# [INPUT FOR THIS TASK]
/---

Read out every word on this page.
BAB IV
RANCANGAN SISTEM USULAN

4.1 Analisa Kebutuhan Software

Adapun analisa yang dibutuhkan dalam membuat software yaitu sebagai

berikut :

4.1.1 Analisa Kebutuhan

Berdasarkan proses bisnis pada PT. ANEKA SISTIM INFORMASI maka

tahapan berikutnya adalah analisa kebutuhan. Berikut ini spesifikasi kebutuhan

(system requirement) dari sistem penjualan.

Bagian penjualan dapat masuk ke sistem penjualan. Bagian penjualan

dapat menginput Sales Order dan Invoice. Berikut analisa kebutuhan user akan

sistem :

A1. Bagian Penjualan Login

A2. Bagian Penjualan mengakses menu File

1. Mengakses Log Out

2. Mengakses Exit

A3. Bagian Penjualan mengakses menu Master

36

\---
/---

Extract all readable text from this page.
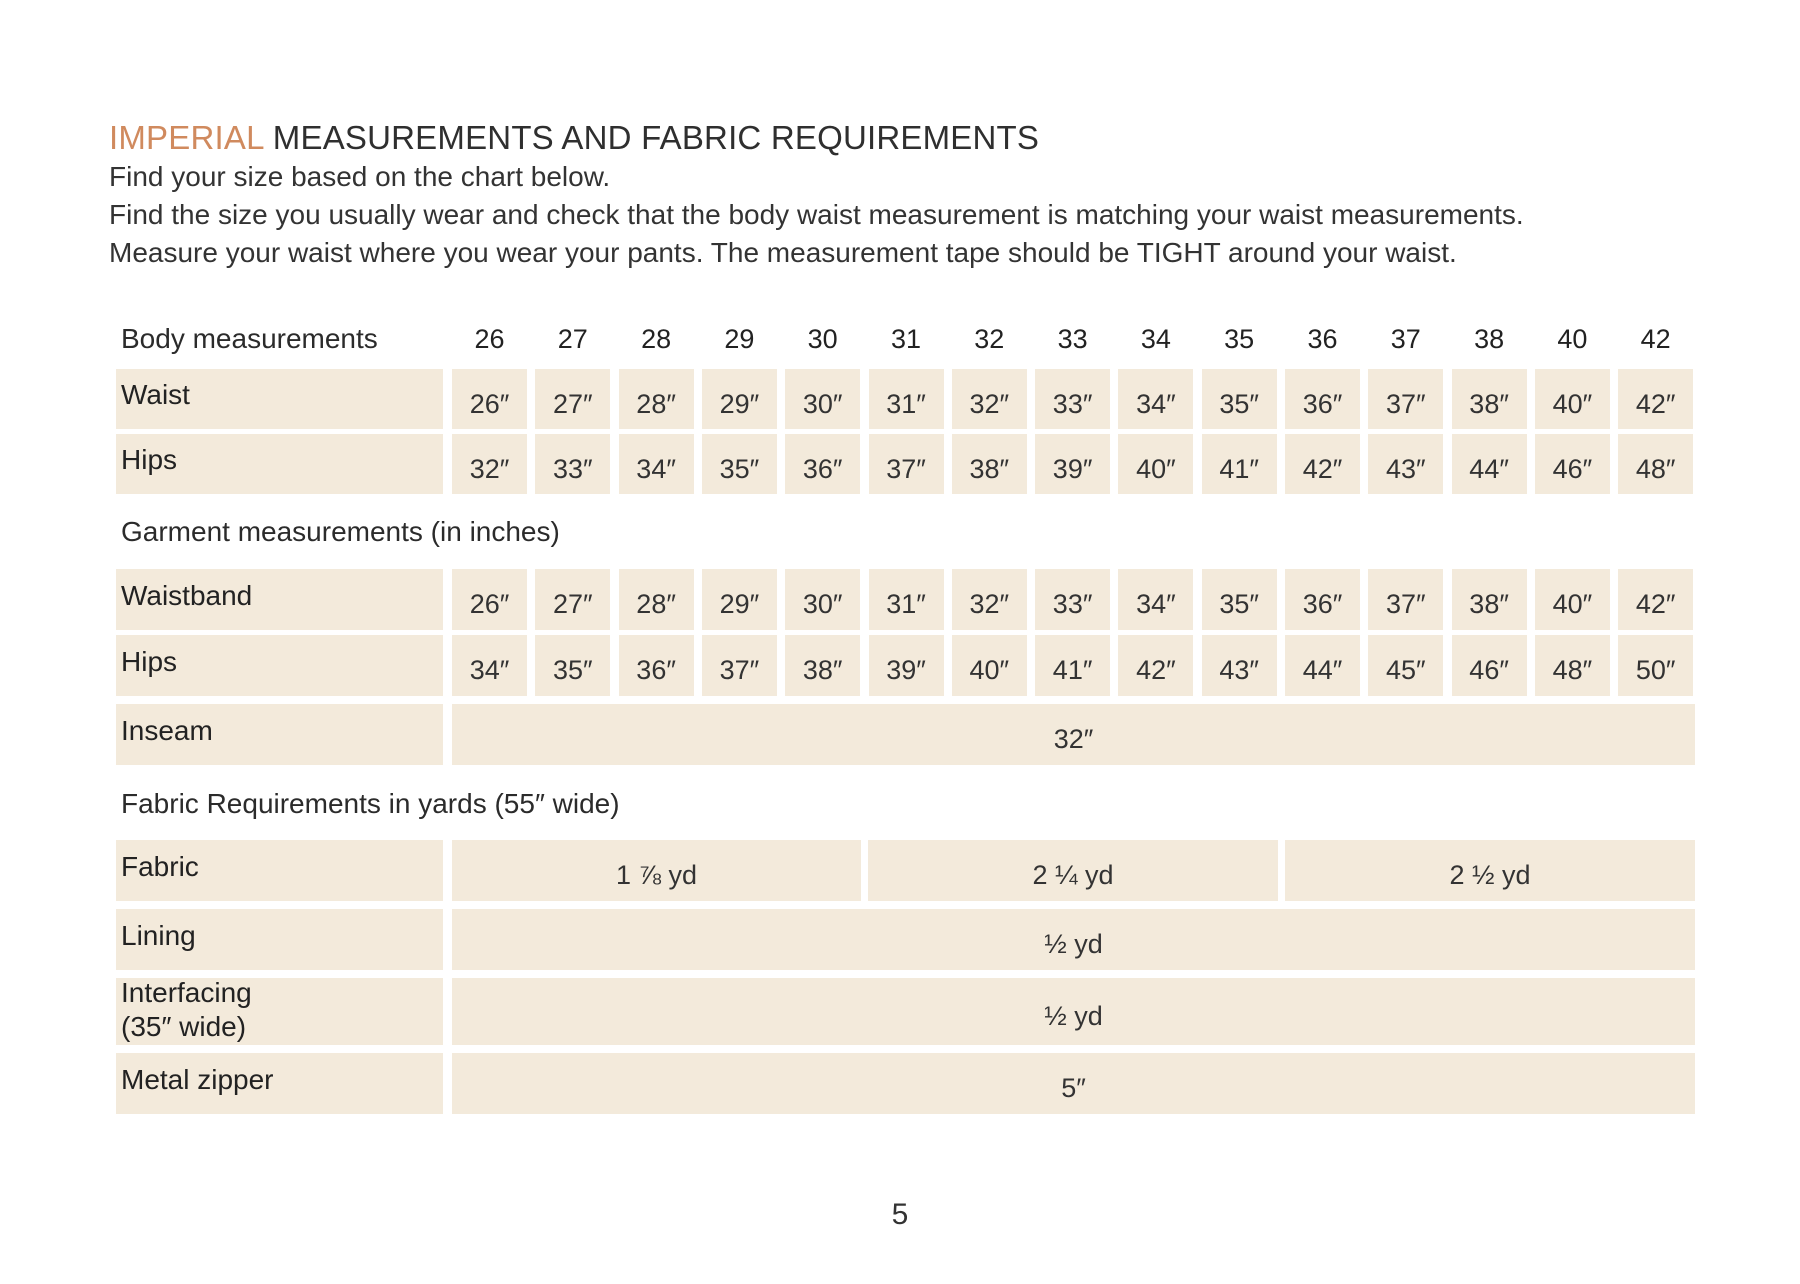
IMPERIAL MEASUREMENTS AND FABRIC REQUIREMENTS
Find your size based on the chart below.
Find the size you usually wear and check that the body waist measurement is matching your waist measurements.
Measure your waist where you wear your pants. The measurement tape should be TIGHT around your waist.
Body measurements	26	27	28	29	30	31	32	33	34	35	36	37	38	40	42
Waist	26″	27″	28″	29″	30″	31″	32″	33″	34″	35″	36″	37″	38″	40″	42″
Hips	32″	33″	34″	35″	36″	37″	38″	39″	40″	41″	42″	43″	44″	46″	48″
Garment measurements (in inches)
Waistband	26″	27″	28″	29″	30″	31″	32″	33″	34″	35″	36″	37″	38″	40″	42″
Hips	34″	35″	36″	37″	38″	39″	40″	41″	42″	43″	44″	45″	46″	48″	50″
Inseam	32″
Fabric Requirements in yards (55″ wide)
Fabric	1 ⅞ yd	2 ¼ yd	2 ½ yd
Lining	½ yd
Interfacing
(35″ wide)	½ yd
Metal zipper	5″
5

\---
/---

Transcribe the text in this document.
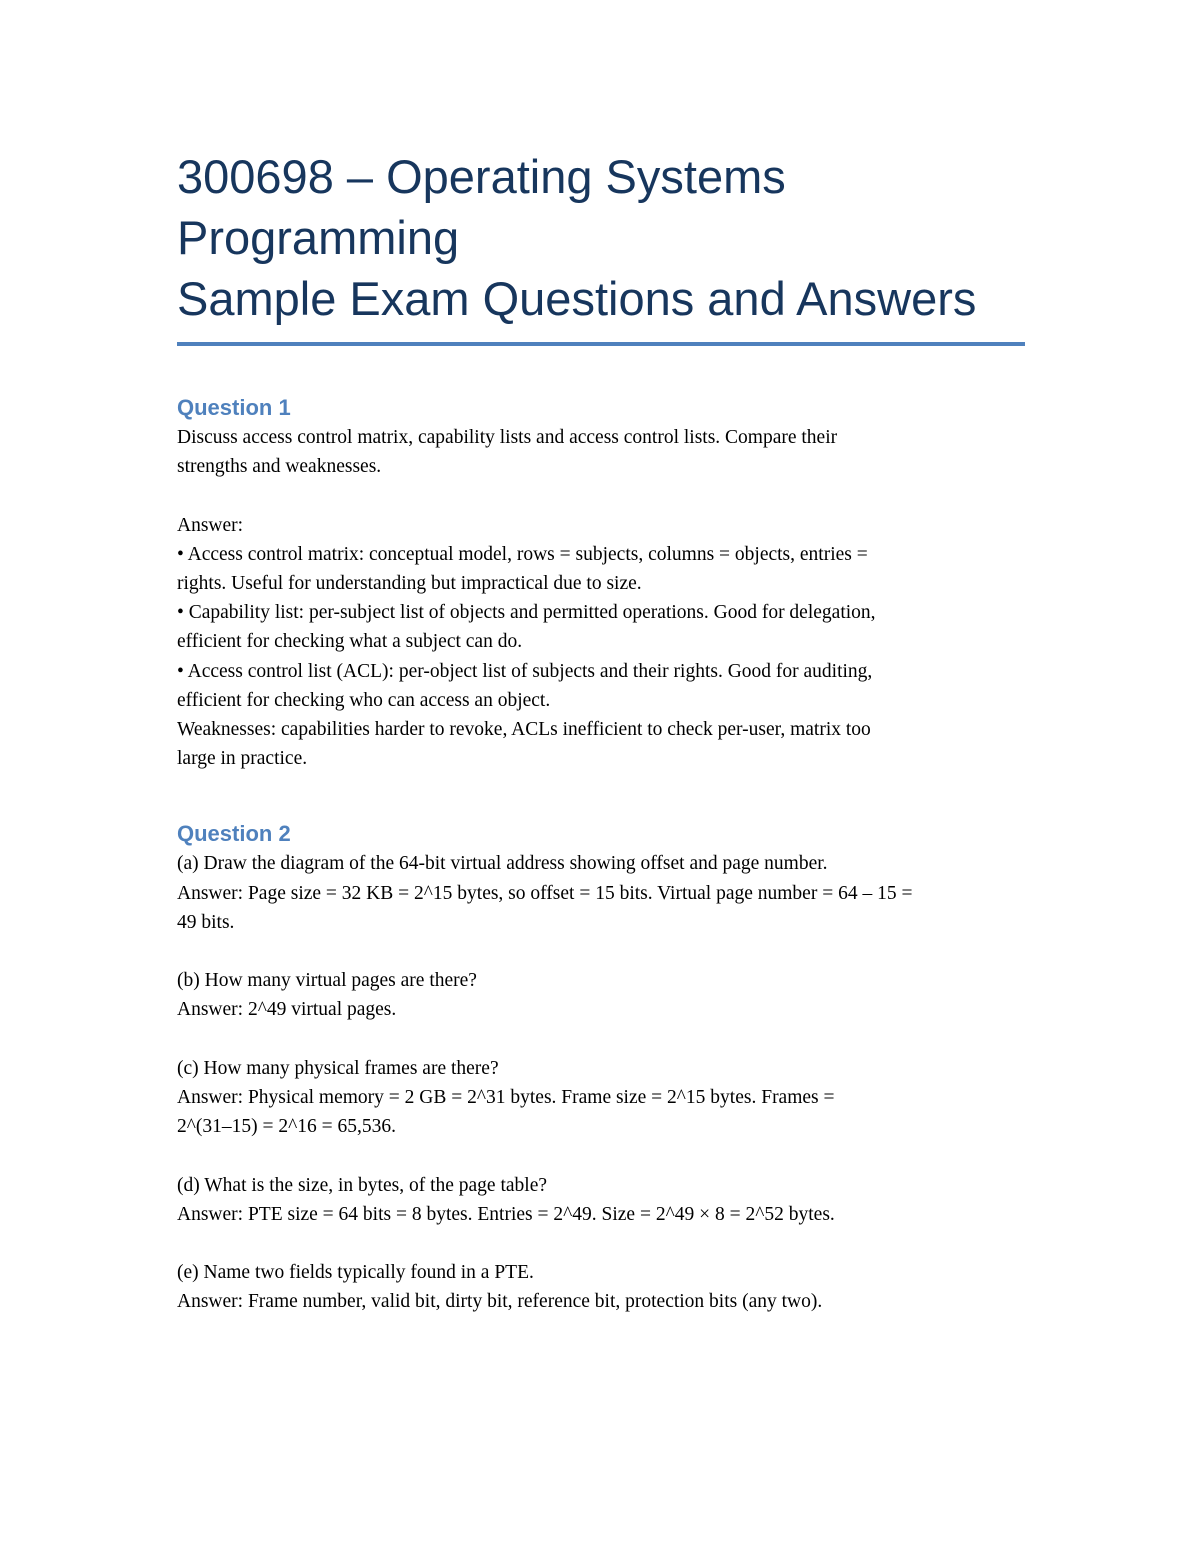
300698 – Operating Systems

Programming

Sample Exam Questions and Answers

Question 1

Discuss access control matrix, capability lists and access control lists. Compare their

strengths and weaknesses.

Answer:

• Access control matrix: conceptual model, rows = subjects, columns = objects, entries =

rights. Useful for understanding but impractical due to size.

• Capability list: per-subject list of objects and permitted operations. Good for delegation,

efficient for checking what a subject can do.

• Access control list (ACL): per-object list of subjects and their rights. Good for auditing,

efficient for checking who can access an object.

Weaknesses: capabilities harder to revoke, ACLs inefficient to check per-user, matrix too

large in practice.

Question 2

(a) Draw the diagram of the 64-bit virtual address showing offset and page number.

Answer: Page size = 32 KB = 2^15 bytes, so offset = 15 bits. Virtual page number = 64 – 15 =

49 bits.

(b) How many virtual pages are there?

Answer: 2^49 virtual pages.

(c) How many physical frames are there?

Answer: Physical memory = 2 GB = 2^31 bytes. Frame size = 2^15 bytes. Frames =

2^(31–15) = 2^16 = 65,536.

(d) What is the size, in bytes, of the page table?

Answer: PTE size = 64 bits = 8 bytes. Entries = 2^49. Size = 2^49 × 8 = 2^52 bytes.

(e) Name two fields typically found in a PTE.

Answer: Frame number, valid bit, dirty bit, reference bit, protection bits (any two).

\---

# [PROBLEM STATEMENT]
Pull every line containing "wide" from the data.

# [PROBLEM SOLUTION]
Fabric Requirements in yards (55″ wide)
(35″ wide)	½ yd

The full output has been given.